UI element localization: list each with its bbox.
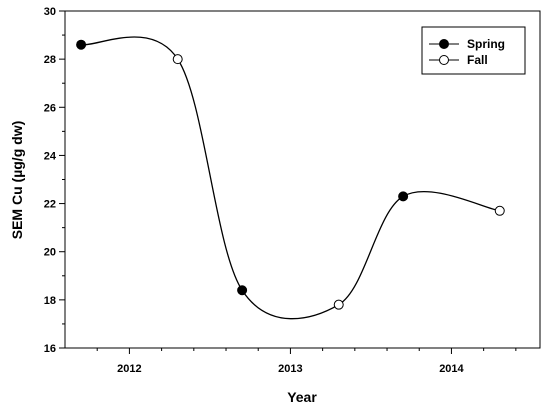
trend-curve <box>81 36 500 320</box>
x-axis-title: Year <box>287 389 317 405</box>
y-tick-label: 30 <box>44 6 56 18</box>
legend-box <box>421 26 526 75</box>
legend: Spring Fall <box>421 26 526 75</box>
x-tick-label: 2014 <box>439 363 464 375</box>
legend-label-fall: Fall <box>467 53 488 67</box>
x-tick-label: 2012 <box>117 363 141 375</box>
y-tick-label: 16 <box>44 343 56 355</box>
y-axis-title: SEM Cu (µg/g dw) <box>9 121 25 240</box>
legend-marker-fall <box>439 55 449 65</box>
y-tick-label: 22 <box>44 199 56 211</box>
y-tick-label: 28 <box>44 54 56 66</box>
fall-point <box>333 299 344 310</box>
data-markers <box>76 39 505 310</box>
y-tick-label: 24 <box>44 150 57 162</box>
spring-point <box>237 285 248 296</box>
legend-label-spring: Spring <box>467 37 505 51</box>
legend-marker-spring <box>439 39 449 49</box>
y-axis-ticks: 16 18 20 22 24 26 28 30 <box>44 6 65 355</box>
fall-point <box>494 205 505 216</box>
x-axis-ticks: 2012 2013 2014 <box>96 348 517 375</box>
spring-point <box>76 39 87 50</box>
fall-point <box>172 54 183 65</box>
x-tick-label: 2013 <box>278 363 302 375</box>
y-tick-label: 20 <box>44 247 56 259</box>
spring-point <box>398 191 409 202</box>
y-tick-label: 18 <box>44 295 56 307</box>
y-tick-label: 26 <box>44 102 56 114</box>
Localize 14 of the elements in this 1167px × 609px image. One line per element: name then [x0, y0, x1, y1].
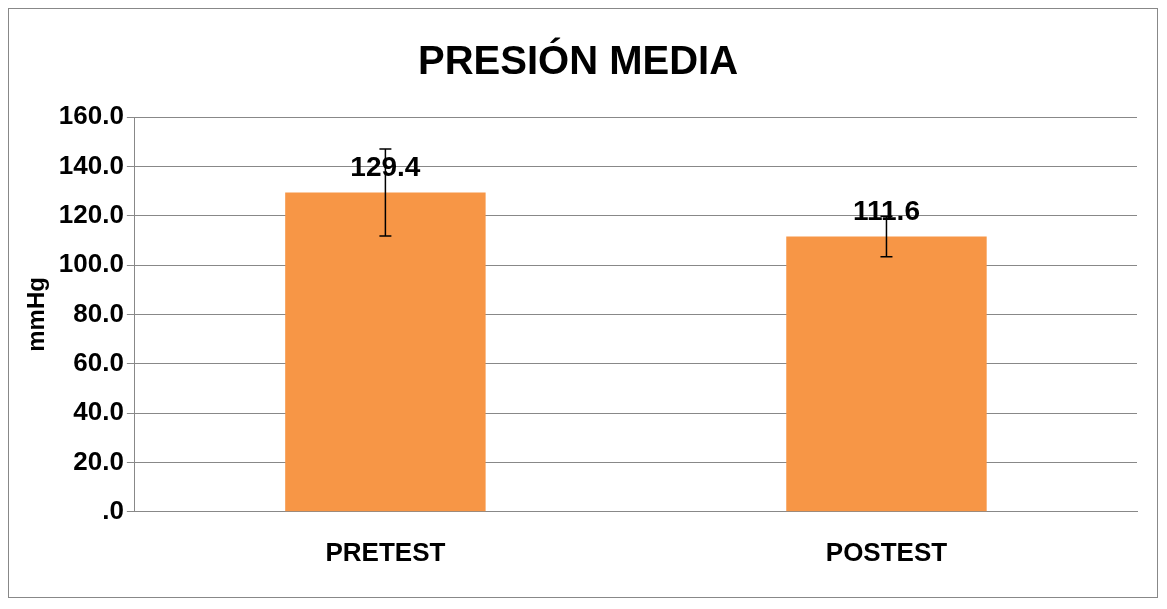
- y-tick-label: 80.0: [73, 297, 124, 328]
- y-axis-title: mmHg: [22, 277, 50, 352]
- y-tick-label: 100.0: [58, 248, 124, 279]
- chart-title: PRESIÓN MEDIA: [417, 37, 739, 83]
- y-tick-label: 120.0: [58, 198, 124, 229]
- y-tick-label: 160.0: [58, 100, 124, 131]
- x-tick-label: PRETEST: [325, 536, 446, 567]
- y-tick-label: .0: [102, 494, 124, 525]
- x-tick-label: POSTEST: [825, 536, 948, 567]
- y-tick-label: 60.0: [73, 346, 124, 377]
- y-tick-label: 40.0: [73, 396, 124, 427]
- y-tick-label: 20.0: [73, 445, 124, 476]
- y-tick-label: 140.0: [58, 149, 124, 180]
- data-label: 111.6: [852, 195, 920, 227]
==========
● **What to produce**:
How many lines in the records above contain the string "axis"? Treat the match as case-sensitive, and reply with the number alone.

● **The response**:
5